▶ [EXERCISE DETAILS]: Your task is to repeat the entries word for word while leaving out the pictures.

▶ [Items from a data source]:
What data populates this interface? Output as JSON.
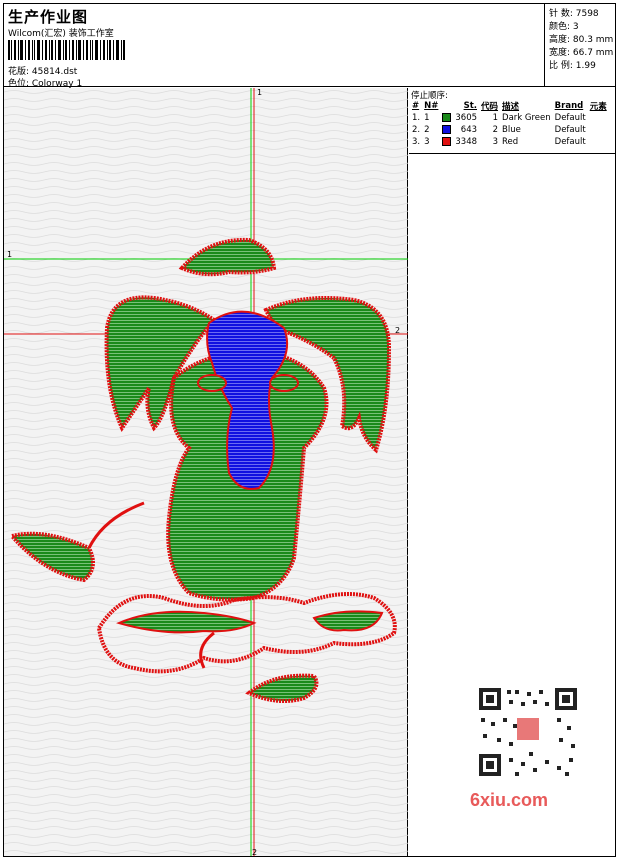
{
  "header": {
    "title": "生产作业图",
    "company": "Wilcom(汇宏) 装饰工作室",
    "design_label": "花版: 45814.dst",
    "colorway_label": "色位: Colorway 1"
  },
  "stats": [
    {
      "label": "针 数: 7598"
    },
    {
      "label": "颜色: 3"
    },
    {
      "label": "高度: 80.3 mm"
    },
    {
      "label": "宽度: 66.7 mm"
    },
    {
      "label": "比 例: 1.99"
    }
  ],
  "stop_sequence": {
    "title": "停止顺序:",
    "headers": [
      "#",
      "N#",
      "St.",
      "代码",
      "描述",
      "Brand",
      "元素"
    ],
    "rows": [
      {
        "num": "1.",
        "n": "1",
        "color": "#1a8a1a",
        "stitches": "3605",
        "code": "1",
        "desc": "Dark Green",
        "brand": "Default"
      },
      {
        "num": "2.",
        "n": "2",
        "color": "#1010e0",
        "stitches": "643",
        "code": "2",
        "desc": "Blue",
        "brand": "Default"
      },
      {
        "num": "3.",
        "n": "3",
        "color": "#e01010",
        "stitches": "3348",
        "code": "3",
        "desc": "Red",
        "brand": "Default"
      }
    ]
  },
  "guides": {
    "v1": "1",
    "v2": "2",
    "h1": "1",
    "h2": "2"
  },
  "watermark": "6xiu.com",
  "colors": {
    "green": "#1a8a1a",
    "blue": "#1010e0",
    "red": "#e01010",
    "guide_green": "#00cc00",
    "guide_red": "#e01010"
  }
}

▶ [ANSWER IN FULL]:
What data populates this interface? Output as JSON.
{
  "header": {
    "title": "生产作业图",
    "company": "Wilcom(汇宏) 装饰工作室",
    "design_label": "花版: 45814.dst",
    "colorway_label": "色位: Colorway 1"
  },
  "stats": [
    {
      "label": "针 数: 7598"
    },
    {
      "label": "颜色: 3"
    },
    {
      "label": "高度: 80.3 mm"
    },
    {
      "label": "宽度: 66.7 mm"
    },
    {
      "label": "比 例: 1.99"
    }
  ],
  "stop_sequence": {
    "title": "停止顺序:",
    "headers": [
      "#",
      "N#",
      "St.",
      "代码",
      "描述",
      "Brand",
      "元素"
    ],
    "rows": [
      {
        "num": "1.",
        "n": "1",
        "color": "#1a8a1a",
        "stitches": "3605",
        "code": "1",
        "desc": "Dark Green",
        "brand": "Default"
      },
      {
        "num": "2.",
        "n": "2",
        "color": "#1010e0",
        "stitches": "643",
        "code": "2",
        "desc": "Blue",
        "brand": "Default"
      },
      {
        "num": "3.",
        "n": "3",
        "color": "#e01010",
        "stitches": "3348",
        "code": "3",
        "desc": "Red",
        "brand": "Default"
      }
    ]
  },
  "guides": {
    "v1": "1",
    "v2": "2",
    "h1": "1",
    "h2": "2"
  },
  "watermark": "6xiu.com",
  "colors": {
    "green": "#1a8a1a",
    "blue": "#1010e0",
    "red": "#e01010",
    "guide_green": "#00cc00",
    "guide_red": "#e01010"
  }
}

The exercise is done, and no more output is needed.